• _Task to carry out_
Extract every line below that contains the word "document".

• _Records shown_
____________

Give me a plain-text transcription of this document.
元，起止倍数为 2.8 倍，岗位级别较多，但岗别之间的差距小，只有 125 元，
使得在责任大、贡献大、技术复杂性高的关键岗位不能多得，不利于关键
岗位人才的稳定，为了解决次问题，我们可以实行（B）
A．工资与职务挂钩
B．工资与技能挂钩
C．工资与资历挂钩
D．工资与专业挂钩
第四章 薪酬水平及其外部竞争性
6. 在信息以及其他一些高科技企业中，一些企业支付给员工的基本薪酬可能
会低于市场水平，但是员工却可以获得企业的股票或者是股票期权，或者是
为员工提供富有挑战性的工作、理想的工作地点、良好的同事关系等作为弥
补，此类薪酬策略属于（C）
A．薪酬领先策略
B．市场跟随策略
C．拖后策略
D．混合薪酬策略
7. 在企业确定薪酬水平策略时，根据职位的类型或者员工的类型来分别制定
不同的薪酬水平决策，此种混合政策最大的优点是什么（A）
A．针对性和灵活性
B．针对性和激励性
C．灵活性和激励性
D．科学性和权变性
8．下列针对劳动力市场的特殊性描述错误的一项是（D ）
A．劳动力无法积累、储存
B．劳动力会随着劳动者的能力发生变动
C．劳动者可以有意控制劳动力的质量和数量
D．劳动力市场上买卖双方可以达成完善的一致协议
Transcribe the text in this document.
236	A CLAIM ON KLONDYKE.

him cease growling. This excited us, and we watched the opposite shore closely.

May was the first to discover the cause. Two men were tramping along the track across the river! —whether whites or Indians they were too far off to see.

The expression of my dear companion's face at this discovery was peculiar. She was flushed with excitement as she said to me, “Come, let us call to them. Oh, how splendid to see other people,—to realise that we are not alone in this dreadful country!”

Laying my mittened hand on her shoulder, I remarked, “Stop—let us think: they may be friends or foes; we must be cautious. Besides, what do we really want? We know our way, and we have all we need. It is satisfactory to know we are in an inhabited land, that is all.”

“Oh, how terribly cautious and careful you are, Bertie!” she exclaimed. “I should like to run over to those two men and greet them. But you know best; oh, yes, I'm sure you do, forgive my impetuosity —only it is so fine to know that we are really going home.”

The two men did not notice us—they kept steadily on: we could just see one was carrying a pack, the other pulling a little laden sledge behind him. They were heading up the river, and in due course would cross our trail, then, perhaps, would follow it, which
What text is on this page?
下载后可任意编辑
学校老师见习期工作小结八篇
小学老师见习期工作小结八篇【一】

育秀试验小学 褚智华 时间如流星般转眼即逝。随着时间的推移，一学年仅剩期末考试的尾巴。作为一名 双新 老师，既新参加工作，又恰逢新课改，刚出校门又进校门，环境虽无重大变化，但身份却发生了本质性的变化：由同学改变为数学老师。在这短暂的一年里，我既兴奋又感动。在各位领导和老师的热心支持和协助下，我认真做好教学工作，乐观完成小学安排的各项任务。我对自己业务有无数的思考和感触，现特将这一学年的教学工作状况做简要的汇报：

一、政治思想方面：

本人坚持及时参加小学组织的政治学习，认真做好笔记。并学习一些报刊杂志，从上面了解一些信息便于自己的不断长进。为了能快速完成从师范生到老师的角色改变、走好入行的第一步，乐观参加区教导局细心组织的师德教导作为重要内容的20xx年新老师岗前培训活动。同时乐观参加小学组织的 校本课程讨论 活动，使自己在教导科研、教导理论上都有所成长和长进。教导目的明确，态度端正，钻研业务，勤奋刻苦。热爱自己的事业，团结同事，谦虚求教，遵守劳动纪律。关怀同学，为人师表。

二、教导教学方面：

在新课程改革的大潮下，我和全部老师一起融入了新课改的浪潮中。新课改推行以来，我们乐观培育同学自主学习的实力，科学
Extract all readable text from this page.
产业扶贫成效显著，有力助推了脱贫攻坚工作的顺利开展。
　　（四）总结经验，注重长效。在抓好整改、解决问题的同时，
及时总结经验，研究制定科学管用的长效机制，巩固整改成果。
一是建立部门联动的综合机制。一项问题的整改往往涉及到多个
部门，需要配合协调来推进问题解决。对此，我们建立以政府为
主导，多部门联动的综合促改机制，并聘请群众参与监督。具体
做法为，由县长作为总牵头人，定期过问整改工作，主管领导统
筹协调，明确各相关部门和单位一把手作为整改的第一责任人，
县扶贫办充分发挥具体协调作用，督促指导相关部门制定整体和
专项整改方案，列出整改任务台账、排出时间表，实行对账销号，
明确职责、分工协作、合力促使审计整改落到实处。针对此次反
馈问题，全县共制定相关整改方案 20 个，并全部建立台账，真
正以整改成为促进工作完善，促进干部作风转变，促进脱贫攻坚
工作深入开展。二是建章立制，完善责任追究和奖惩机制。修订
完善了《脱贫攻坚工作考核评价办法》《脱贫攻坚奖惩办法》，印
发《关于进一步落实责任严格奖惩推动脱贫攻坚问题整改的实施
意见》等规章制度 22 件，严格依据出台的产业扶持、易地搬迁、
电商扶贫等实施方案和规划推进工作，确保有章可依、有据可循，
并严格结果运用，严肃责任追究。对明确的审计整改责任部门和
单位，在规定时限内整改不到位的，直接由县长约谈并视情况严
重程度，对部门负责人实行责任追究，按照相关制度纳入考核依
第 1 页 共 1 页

____________

• _Response below_
Give me a plain-text transcription of this document.
Transcribe the text in this document.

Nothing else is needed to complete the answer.